Stated exercise: In the material below, take everything from the line containing "436, 313, 447]" down to the line containing "Annotate this image: element" and write those lines out again, substituting "column" for each "bar" and leaving all else unchanged.

[Start Records for the task]

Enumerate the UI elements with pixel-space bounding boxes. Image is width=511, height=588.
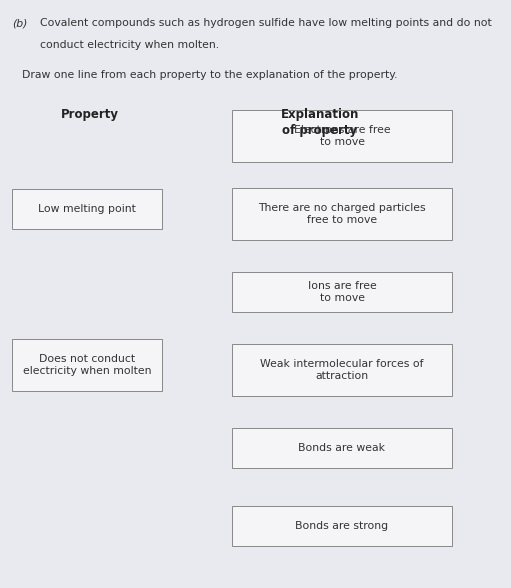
FancyBboxPatch shape — [12, 339, 162, 391]
Text: Bonds are strong: Bonds are strong — [295, 521, 388, 531]
FancyBboxPatch shape — [232, 110, 452, 162]
Text: Low melting point: Low melting point — [38, 204, 136, 214]
FancyBboxPatch shape — [232, 344, 452, 396]
Text: conduct electricity when molten.: conduct electricity when molten. — [40, 40, 219, 50]
FancyBboxPatch shape — [12, 189, 162, 229]
Text: (b): (b) — [12, 18, 28, 28]
FancyBboxPatch shape — [232, 428, 452, 468]
Text: Draw one line from each property to the explanation of the property.: Draw one line from each property to the … — [22, 70, 398, 80]
Text: Electrons are free
to move: Electrons are free to move — [294, 125, 390, 148]
Text: Explanation
of property: Explanation of property — [281, 108, 359, 137]
Text: There are no charged particles
free to move: There are no charged particles free to m… — [258, 203, 426, 225]
Text: Does not conduct
electricity when molten: Does not conduct electricity when molten — [23, 353, 151, 376]
FancyBboxPatch shape — [232, 506, 452, 546]
FancyBboxPatch shape — [232, 272, 452, 312]
Text: Bonds are weak: Bonds are weak — [298, 443, 385, 453]
Text: Weak intermolecular forces of
attraction: Weak intermolecular forces of attraction — [260, 359, 424, 382]
FancyBboxPatch shape — [232, 188, 452, 240]
Text: Ions are free
to move: Ions are free to move — [308, 280, 377, 303]
Text: Covalent compounds such as hydrogen sulfide have low melting points and do not: Covalent compounds such as hydrogen sulf… — [40, 18, 492, 28]
Text: Property: Property — [61, 108, 119, 121]
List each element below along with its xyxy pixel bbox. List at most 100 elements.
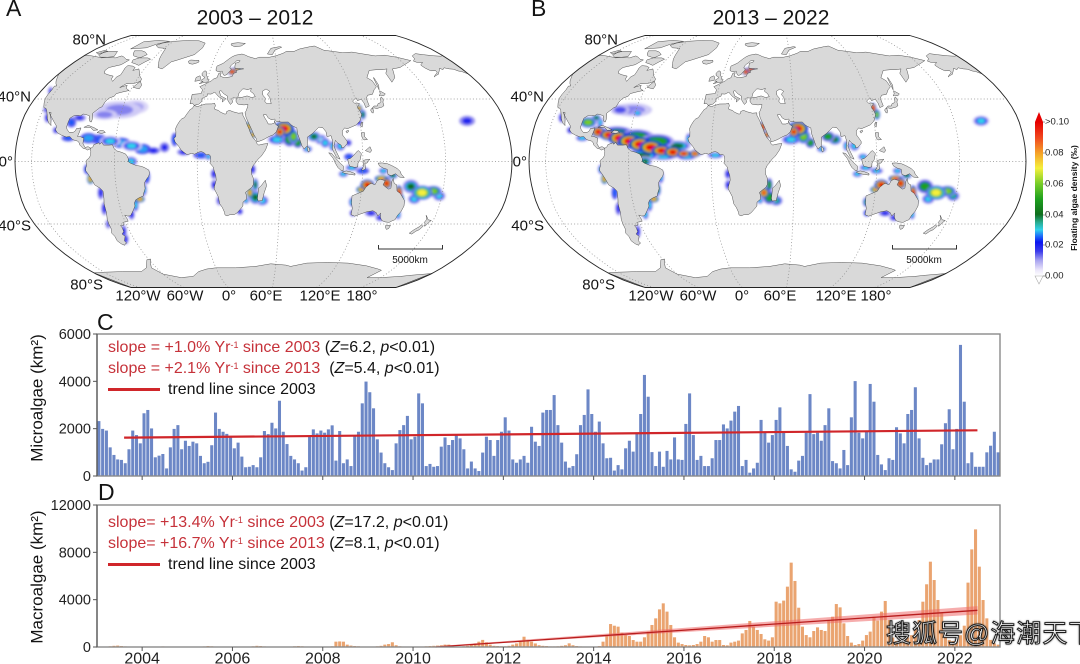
lon-label-0: 0°: [734, 287, 750, 305]
microalgae-bar: [974, 466, 978, 476]
microalgae-bar: [928, 462, 932, 476]
microalgae-bar: [770, 435, 774, 476]
macroalgae-bar: [338, 641, 342, 647]
slope-period: since 2003: [238, 339, 325, 356]
algae-hotspot: [780, 134, 802, 145]
lat-label-40s: 40°S: [0, 217, 31, 235]
slope-unit-exponent: -1: [230, 340, 239, 350]
macroalgae-bar: [853, 644, 857, 647]
lat-label-80n: 80°N: [584, 31, 618, 49]
microalgae-bar: [458, 438, 462, 476]
x-tick-label: 2012: [486, 651, 522, 664]
x-tick-label: 2016: [666, 651, 702, 664]
microalgae-bar: [609, 457, 613, 476]
x-tick-label: 2020: [847, 651, 883, 664]
hotspot-layer: [384, 180, 390, 186]
macroalgae-bar: [981, 600, 985, 647]
macroalgae-bar: [868, 631, 872, 647]
meridian-line: [31, 35, 141, 288]
algae-hotspot: [356, 167, 370, 175]
algae-hotspot: [901, 172, 912, 180]
ocean: [15, 35, 512, 288]
lon-label-60e: 60°E: [249, 287, 283, 305]
microalgae-bar: [571, 466, 575, 476]
macroalgae-bar: [684, 644, 688, 647]
microalgae-bar: [217, 428, 221, 476]
algae-hotspot: [246, 187, 254, 198]
microalgae-bar: [372, 408, 376, 476]
trend-line: [435, 609, 978, 648]
hotspot-layer: [272, 137, 283, 143]
hotspot-layer: [406, 183, 415, 190]
macroalgae-bar: [755, 629, 759, 647]
microalgae-bar: [849, 417, 853, 476]
microalgae-bar: [729, 420, 733, 476]
macroalgae-bar: [943, 635, 947, 647]
microalgae-bar: [804, 432, 808, 476]
slope-text: slope= +13.4% Yr: [108, 514, 235, 531]
microalgae-bar: [778, 407, 782, 476]
lon-label-60w: 60°W: [166, 287, 204, 305]
microalgae-bar: [752, 468, 756, 476]
microalgae-bar: [451, 440, 455, 476]
microalgae-bar: [356, 431, 361, 476]
microalgae-bar: [511, 459, 515, 476]
macroalgae-bar: [725, 645, 729, 647]
microalgae-bar: [785, 445, 789, 476]
microalgae-bar: [940, 444, 944, 476]
microalgae-bar: [131, 430, 135, 476]
algae-hotspot: [99, 135, 121, 147]
lon-label-60e: 60°E: [763, 287, 797, 305]
stat-open: (: [324, 339, 331, 356]
macroalgae-bar: [639, 641, 643, 647]
microalgae-bar: [146, 409, 150, 476]
macroalgae-bar: [864, 635, 868, 647]
algae-hotspot: [874, 179, 889, 191]
microalgae-bar: [195, 443, 199, 476]
microalgae-bar: [842, 449, 846, 476]
microalgae-bar: [277, 400, 282, 476]
macroalgae-bar: [989, 639, 993, 647]
microalgae-bar: [872, 401, 876, 476]
hotspot-layer: [898, 180, 904, 186]
hotspot-layer: [161, 144, 168, 151]
microalgae-bar: [492, 455, 496, 476]
macroalgae-bar: [620, 632, 624, 647]
microalgae-bar: [383, 463, 387, 476]
microalgae-bar: [368, 392, 372, 476]
microalgae-bar: [462, 449, 466, 476]
hotspot-layer: [83, 134, 94, 142]
microalgae-bar: [718, 440, 722, 476]
map-layers: [15, 35, 512, 288]
microalgae-bar: [247, 466, 251, 476]
macroalgae-bar: [834, 604, 838, 647]
microalgae-bar: [917, 438, 921, 476]
microalgae-bar: [108, 447, 112, 476]
algae-hotspot: [579, 117, 597, 128]
microalgae-bar: [432, 466, 436, 476]
microalgae-bar: [308, 436, 312, 476]
hotspot-layer: [920, 183, 930, 190]
panel-label-a: A: [6, 0, 22, 21]
microalgae-bar: [680, 459, 684, 476]
macroalgae-bar: [526, 639, 530, 647]
hotspot-layer: [367, 211, 375, 216]
microalgae-bar: [691, 435, 695, 476]
colorbar-tick-label: 0.04: [1045, 209, 1064, 221]
microalgae-bar: [891, 459, 895, 476]
microalgae-bar: [496, 440, 500, 476]
microalgae-bar: [439, 446, 443, 476]
macroalgae-bar: [533, 643, 537, 647]
microalgae-bar: [353, 436, 357, 476]
scale-bar: [378, 245, 443, 250]
microalgae-bar: [864, 431, 868, 476]
hotspot-layer: [252, 194, 259, 201]
hotspot-layer: [612, 188, 617, 197]
macroalgae-bar: [469, 644, 473, 647]
microalgae-bar: [533, 441, 537, 476]
colorbar-tick-label: 0.00: [1045, 270, 1064, 282]
macroalgae-bar: [695, 644, 699, 647]
microalgae-bar: [669, 459, 673, 476]
microalgae-bar: [119, 459, 123, 476]
microalgae-bar: [187, 445, 191, 476]
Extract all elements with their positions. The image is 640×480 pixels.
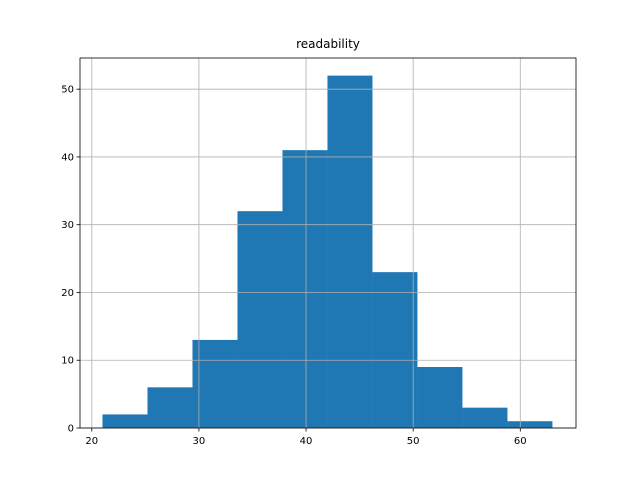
x-tick-label: 40	[300, 436, 313, 447]
y-tick-label: 20	[61, 288, 74, 299]
x-tick-label: 20	[85, 436, 98, 447]
bar	[282, 150, 328, 428]
y-tick-label: 10	[61, 356, 74, 367]
bar	[417, 367, 463, 428]
bar	[507, 421, 553, 428]
bar	[102, 414, 148, 428]
bar	[192, 339, 238, 428]
chart-title: readability	[296, 37, 360, 51]
plot-frame	[79, 57, 577, 429]
x-tick-label: 30	[193, 436, 206, 447]
y-tick-label: 30	[61, 220, 74, 231]
bar	[147, 387, 193, 428]
x-tick-label: 60	[514, 436, 527, 447]
bar	[462, 407, 508, 428]
bar	[237, 211, 283, 428]
y-tick-label: 40	[61, 152, 74, 163]
bar	[372, 272, 418, 428]
y-tick-label: 50	[61, 85, 74, 96]
y-tick-label: 0	[68, 424, 74, 435]
bar	[327, 75, 373, 428]
x-tick-label: 50	[407, 436, 420, 447]
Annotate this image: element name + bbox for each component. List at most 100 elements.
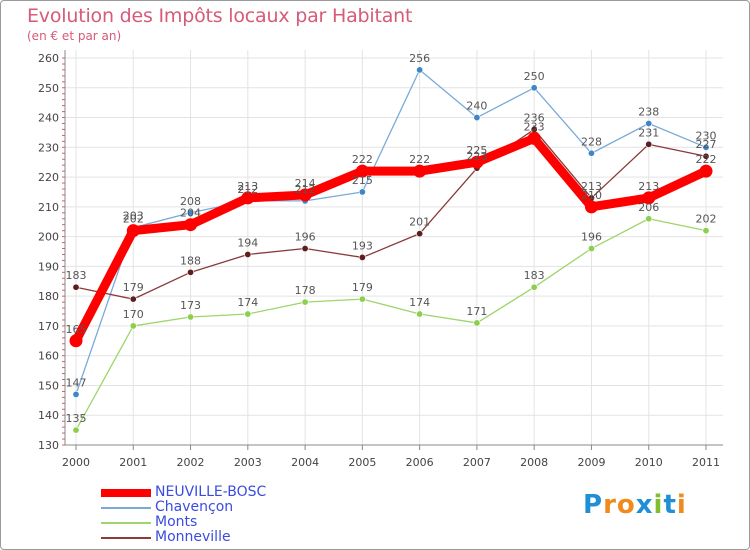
point-neuville-bosc-2005 (355, 164, 369, 178)
point-monneville-2002 (187, 268, 195, 276)
y-tick-label-260: 260 (38, 52, 59, 65)
point-monts-2003 (244, 310, 252, 318)
y-tick-label-200: 200 (38, 231, 59, 244)
proxiti-logo: Proxiti (583, 490, 687, 520)
y-tick-label-220: 220 (38, 171, 59, 184)
legend-swatch-chavencon (101, 507, 151, 509)
point-monts-2002 (187, 313, 195, 321)
x-tick-label-2011: 2011 (692, 456, 720, 469)
data-label-monts-2002: 173 (180, 299, 201, 312)
data-label-chaven-on-2011: 230 (696, 129, 717, 142)
data-label-neuville-bosc-2011: 222 (696, 153, 717, 166)
point-chaven-on-2000 (72, 390, 80, 398)
logo-letter: i (653, 490, 664, 520)
x-tick-label-2005: 2005 (348, 456, 376, 469)
data-label-monts-2000: 135 (66, 412, 87, 425)
x-tick-label-2000: 2000 (62, 456, 90, 469)
data-label-neuville-bosc-2008: 233 (524, 120, 545, 133)
data-label-monts-2005: 179 (352, 281, 373, 294)
point-neuville-bosc-2011 (699, 164, 713, 178)
data-label-monneville-2003: 194 (237, 236, 258, 249)
legend-swatch-neuville-bosc (101, 489, 151, 497)
point-monts-2007 (473, 319, 481, 327)
series-line-monneville (75, 128, 707, 300)
data-label-monts-2007: 171 (466, 305, 487, 318)
chart-title: Evolution des Impôts locaux par Habitant (27, 5, 413, 27)
data-label-chaven-on-2001: 203 (123, 210, 144, 223)
point-neuville-bosc-2009 (584, 200, 598, 214)
plot-area (65, 50, 723, 445)
data-label-monneville-2010: 231 (638, 126, 659, 139)
logo-letter: P (583, 490, 604, 520)
point-monts-2000 (72, 426, 80, 434)
point-neuville-bosc-2007 (470, 155, 484, 169)
data-label-neuville-bosc-2003: 213 (237, 180, 258, 193)
data-label-chaven-on-2010: 238 (638, 105, 659, 118)
y-tick-label-240: 240 (38, 112, 59, 125)
data-label-neuville-bosc-2007: 225 (466, 144, 487, 157)
point-neuville-bosc-2002 (184, 218, 198, 232)
data-label-monts-2008: 183 (524, 269, 545, 282)
y-tick-label-250: 250 (38, 82, 59, 95)
data-label-neuville-bosc-2000: 165 (66, 323, 87, 336)
data-label-chaven-on-2000: 147 (66, 376, 87, 389)
point-chaven-on-2006 (416, 66, 424, 74)
point-neuville-bosc-2000 (69, 334, 83, 348)
point-chaven-on-2011 (702, 143, 710, 151)
chart-subtitle: (en € et par an) (27, 29, 122, 43)
point-neuville-bosc-2006 (413, 164, 427, 178)
data-label-chaven-on-2007: 240 (466, 100, 487, 113)
data-label-monneville-2007: 223 (466, 150, 487, 163)
data-label-monneville-2001: 179 (123, 281, 144, 294)
legend-label-monneville: Monneville (155, 529, 231, 545)
data-label-monneville-2000: 183 (66, 269, 87, 282)
y-tick-label-130: 130 (38, 439, 59, 452)
data-label-chaven-on-2006: 256 (409, 52, 430, 65)
point-monneville-2003 (244, 250, 252, 258)
point-monts-2009 (587, 245, 595, 253)
logo-letter: i (676, 490, 687, 520)
data-label-chaven-on-2002: 208 (180, 195, 201, 208)
data-label-neuville-bosc-2005: 222 (352, 153, 373, 166)
data-label-monneville-2004: 196 (295, 231, 316, 244)
point-neuville-bosc-2010 (642, 191, 656, 205)
series-line-monts (75, 218, 707, 431)
data-label-monneville-2011: 227 (696, 138, 717, 151)
data-label-monts-2001: 170 (123, 308, 144, 321)
x-tick-label-2008: 2008 (520, 456, 548, 469)
point-monts-2006 (416, 310, 424, 318)
series-line-neuville-bosc (71, 133, 711, 346)
point-monneville-2005 (358, 253, 366, 261)
data-label-monneville-2002: 188 (180, 254, 201, 267)
y-tick-label-160: 160 (38, 350, 59, 363)
y-tick-label-150: 150 (38, 379, 59, 392)
point-monneville-2010 (645, 140, 653, 148)
data-label-monneville-2009: 213 (581, 180, 602, 193)
y-tick-label-170: 170 (38, 320, 59, 333)
y-tick-label-180: 180 (38, 290, 59, 303)
data-label-neuville-bosc-2010: 213 (638, 180, 659, 193)
point-chaven-on-2010 (645, 119, 653, 127)
point-monneville-2006 (416, 230, 424, 238)
logo-letter: t (663, 490, 677, 520)
legend-label-neuville-bosc: NEUVILLE-BOSC (155, 484, 267, 500)
point-neuville-bosc-2003 (241, 191, 255, 205)
x-tick-label-2007: 2007 (463, 456, 491, 469)
data-label-monneville-2008: 236 (524, 111, 545, 124)
point-monneville-2011 (702, 152, 710, 160)
logo-letter: x (635, 490, 654, 520)
data-label-monts-2011: 202 (696, 213, 717, 226)
point-monts-2001 (129, 322, 137, 330)
x-tick-label-2004: 2004 (291, 456, 319, 469)
legend-swatch-monneville (101, 537, 151, 539)
data-label-monneville-2006: 201 (409, 216, 430, 229)
data-label-monts-2010: 206 (638, 201, 659, 214)
data-label-chaven-on-2009: 228 (581, 135, 602, 148)
point-chaven-on-2002 (187, 209, 195, 217)
logo-letter: r (603, 490, 617, 520)
y-tick-label-230: 230 (38, 141, 59, 154)
point-monts-2011 (702, 227, 710, 235)
point-monneville-2001 (129, 295, 137, 303)
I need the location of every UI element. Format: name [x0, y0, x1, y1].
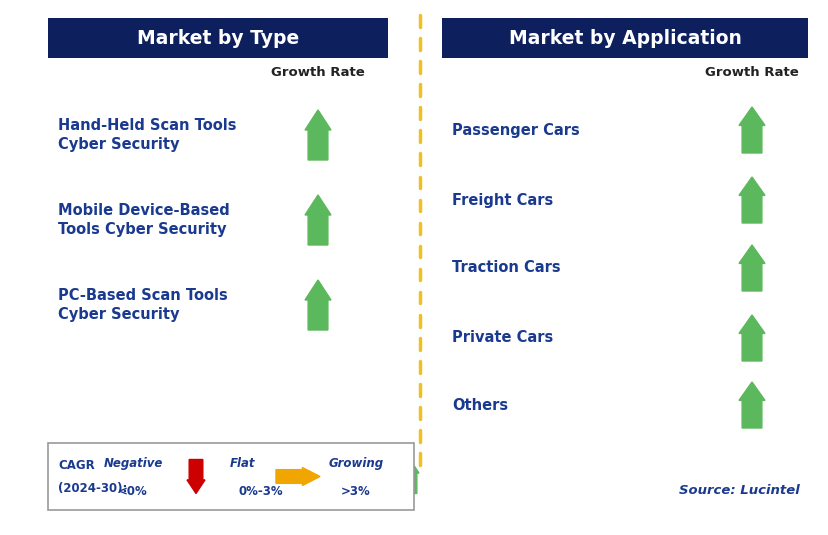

[End Records for the task]

Exercise solution:
x-tick-label: 40	[300, 436, 313, 447]
y-tick-label: 20	[61, 288, 74, 299]
x-tick-label: 20	[85, 436, 98, 447]
column	[282, 150, 328, 428]
y-tick-label: 10	[61, 356, 74, 367]
column	[417, 367, 463, 428]
column	[507, 421, 553, 428]
column	[102, 414, 148, 428]
column	[192, 339, 238, 428]
chart-title: readability	[296, 37, 360, 51]
plot-frame	[79, 57, 577, 429]
x-tick-label: 30	[193, 436, 206, 447]
y-tick-label: 30	[61, 220, 74, 231]
column	[147, 387, 193, 428]
x-tick-label: 60	[514, 436, 527, 447]
column	[462, 407, 508, 428]
column	[237, 211, 283, 428]
y-tick-label: 40	[61, 152, 74, 163]
column	[372, 272, 418, 428]
y-tick-label: 50	[61, 85, 74, 96]
y-tick-label: 0	[68, 424, 74, 435]
column	[327, 75, 373, 428]
x-tick-label: 50	[407, 436, 420, 447]
Annotate this image: element name + bbox for each component. List at most 100 elements.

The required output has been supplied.